**GOAL OF THE EXERCISE**
Tally all lines containing the word "myfile". Give the number alone.
• • • • •
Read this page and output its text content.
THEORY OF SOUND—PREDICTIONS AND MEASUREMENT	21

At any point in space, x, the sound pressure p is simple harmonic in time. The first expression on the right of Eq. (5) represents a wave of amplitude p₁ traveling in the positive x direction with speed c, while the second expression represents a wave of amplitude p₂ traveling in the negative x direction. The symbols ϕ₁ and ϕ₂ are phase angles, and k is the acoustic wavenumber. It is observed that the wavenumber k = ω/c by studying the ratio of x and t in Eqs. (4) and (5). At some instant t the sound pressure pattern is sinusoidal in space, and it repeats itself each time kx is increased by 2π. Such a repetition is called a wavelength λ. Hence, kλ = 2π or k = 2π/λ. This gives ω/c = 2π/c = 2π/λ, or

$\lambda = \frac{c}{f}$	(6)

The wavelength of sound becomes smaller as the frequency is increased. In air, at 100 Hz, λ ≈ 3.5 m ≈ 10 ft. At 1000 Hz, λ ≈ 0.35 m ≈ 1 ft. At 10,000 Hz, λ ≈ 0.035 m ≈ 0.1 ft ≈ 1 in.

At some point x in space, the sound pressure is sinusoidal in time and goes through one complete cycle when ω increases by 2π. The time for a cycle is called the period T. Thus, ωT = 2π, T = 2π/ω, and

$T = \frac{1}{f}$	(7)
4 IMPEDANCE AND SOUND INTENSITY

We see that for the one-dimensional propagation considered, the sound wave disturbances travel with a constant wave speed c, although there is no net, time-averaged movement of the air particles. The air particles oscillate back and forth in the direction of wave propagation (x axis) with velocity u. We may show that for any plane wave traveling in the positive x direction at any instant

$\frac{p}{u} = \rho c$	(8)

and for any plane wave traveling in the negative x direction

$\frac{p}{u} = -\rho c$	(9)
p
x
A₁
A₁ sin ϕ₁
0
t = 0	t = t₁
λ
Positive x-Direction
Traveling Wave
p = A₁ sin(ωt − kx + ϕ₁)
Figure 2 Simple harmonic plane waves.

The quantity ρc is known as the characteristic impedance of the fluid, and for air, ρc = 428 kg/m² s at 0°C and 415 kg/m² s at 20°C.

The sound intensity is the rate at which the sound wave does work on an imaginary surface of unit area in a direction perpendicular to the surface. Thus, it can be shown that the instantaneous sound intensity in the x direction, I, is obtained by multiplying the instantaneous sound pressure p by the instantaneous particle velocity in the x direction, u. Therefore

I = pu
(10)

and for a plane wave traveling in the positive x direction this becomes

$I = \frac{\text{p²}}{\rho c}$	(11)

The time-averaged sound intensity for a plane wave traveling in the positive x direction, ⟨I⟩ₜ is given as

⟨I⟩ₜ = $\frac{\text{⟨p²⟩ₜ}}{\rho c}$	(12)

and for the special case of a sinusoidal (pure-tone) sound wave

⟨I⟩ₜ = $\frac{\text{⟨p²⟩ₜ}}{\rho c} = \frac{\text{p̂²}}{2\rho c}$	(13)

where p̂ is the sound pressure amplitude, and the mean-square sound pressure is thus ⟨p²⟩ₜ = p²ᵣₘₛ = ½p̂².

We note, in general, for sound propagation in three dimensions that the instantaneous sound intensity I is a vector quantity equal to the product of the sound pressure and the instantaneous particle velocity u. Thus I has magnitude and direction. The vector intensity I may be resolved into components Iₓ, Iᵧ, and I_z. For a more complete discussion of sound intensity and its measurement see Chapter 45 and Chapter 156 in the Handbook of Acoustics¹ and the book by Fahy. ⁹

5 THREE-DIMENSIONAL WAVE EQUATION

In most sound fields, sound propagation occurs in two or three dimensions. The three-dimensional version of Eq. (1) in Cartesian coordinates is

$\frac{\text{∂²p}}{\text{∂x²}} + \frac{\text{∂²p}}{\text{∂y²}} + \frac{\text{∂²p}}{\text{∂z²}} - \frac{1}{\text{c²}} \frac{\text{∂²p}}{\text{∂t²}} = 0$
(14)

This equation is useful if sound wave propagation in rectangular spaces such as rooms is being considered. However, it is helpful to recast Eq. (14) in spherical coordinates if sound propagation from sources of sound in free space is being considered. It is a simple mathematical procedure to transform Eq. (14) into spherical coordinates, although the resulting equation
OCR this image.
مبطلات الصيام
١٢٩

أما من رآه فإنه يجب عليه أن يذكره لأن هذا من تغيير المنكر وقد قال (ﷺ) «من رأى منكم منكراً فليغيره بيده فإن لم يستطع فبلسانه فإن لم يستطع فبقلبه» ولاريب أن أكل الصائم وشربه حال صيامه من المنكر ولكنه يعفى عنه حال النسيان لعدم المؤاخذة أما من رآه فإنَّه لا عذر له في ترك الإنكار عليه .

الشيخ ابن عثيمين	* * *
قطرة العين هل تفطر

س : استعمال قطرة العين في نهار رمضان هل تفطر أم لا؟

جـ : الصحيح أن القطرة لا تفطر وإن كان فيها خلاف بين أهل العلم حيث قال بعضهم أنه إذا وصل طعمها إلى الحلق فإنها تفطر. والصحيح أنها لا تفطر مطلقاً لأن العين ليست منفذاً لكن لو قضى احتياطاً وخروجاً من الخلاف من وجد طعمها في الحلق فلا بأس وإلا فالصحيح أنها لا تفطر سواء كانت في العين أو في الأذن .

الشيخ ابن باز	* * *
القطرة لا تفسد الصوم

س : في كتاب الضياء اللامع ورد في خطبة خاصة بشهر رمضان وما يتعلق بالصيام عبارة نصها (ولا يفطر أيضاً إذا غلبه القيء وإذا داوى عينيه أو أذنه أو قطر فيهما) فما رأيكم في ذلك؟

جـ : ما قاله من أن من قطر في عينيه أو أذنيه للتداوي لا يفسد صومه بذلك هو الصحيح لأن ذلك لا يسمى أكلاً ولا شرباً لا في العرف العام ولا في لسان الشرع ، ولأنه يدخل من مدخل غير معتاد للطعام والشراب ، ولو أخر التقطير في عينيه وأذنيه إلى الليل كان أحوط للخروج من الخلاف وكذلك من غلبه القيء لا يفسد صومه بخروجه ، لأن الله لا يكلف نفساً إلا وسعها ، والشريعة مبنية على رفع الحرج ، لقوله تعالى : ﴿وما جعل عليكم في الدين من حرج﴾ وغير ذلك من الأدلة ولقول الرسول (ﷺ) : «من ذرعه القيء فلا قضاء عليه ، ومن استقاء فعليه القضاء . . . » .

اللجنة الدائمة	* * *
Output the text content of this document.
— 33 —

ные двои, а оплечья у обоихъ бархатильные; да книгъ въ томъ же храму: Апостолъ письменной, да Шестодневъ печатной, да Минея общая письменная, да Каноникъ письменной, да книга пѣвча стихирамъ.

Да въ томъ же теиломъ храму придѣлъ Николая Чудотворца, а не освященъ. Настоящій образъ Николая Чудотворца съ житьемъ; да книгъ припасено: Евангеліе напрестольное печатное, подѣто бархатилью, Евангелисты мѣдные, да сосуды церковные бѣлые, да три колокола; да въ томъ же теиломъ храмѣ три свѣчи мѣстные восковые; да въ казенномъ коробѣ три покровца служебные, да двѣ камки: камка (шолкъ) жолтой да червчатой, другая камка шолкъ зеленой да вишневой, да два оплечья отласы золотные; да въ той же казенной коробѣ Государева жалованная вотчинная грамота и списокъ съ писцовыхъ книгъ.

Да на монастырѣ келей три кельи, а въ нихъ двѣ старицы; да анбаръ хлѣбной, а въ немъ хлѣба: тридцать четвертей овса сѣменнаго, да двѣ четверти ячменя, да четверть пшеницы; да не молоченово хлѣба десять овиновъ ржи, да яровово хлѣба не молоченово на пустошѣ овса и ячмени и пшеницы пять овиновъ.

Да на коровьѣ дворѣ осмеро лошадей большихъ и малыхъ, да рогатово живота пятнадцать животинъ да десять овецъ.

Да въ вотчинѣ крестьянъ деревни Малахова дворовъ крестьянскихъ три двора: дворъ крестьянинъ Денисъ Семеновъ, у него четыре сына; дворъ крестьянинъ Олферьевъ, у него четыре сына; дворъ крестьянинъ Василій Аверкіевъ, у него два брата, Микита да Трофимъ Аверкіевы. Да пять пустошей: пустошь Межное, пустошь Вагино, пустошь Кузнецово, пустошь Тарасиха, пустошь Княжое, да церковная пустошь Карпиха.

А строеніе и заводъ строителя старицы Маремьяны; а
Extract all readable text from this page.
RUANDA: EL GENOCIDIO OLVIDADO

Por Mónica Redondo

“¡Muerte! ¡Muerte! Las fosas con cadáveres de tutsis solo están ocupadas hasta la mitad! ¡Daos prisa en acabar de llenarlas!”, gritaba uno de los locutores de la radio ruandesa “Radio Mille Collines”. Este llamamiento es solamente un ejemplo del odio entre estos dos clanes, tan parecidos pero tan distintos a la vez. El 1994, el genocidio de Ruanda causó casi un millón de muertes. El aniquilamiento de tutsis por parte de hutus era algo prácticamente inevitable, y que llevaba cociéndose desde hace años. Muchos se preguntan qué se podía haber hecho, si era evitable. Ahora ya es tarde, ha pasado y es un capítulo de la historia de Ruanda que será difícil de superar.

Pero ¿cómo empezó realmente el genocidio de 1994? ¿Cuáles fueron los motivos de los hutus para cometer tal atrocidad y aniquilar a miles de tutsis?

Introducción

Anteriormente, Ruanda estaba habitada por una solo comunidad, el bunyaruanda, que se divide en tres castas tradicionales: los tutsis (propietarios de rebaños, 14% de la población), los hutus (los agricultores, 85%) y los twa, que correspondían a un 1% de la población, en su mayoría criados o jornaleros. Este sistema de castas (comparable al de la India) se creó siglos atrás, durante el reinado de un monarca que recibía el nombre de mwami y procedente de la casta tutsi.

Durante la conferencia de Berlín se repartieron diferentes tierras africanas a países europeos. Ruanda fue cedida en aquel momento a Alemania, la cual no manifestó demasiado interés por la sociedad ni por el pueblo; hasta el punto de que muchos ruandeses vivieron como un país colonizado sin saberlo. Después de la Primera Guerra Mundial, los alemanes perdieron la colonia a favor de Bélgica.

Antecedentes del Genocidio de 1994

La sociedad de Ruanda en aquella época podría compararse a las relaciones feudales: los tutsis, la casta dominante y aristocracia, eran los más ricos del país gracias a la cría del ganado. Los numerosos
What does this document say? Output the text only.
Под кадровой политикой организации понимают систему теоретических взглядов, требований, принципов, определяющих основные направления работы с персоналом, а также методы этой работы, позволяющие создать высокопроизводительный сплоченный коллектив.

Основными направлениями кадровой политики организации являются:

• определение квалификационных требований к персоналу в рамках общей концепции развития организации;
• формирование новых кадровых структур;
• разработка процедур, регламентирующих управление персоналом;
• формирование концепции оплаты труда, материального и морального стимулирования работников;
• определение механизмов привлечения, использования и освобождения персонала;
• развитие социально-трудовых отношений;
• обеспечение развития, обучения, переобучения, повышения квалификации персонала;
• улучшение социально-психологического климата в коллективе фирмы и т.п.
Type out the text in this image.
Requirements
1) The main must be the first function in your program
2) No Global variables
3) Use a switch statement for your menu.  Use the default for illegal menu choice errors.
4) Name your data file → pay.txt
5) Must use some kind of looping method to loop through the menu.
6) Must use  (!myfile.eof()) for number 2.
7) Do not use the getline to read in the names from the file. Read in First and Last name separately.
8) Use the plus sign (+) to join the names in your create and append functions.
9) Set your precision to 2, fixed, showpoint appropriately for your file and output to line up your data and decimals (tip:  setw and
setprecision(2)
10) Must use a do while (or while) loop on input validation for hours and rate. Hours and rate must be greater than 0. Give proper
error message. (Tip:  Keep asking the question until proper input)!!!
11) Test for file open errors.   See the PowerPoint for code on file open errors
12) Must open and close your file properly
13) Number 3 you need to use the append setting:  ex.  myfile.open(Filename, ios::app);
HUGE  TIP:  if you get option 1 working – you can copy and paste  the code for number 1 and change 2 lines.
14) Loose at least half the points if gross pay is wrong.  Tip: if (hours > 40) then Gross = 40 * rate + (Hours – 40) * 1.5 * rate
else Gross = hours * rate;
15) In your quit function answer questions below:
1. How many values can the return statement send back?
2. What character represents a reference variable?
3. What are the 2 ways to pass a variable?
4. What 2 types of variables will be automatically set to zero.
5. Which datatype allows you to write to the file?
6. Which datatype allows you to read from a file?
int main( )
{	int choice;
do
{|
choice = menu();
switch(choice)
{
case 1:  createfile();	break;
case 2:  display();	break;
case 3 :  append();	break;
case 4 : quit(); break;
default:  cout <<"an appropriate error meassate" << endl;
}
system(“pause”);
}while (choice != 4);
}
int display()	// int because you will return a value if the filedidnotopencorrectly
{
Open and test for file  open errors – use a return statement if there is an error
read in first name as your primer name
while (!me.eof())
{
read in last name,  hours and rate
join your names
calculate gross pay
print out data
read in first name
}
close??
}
• • • • •
**SOLUTION FOR THIS TASK**
2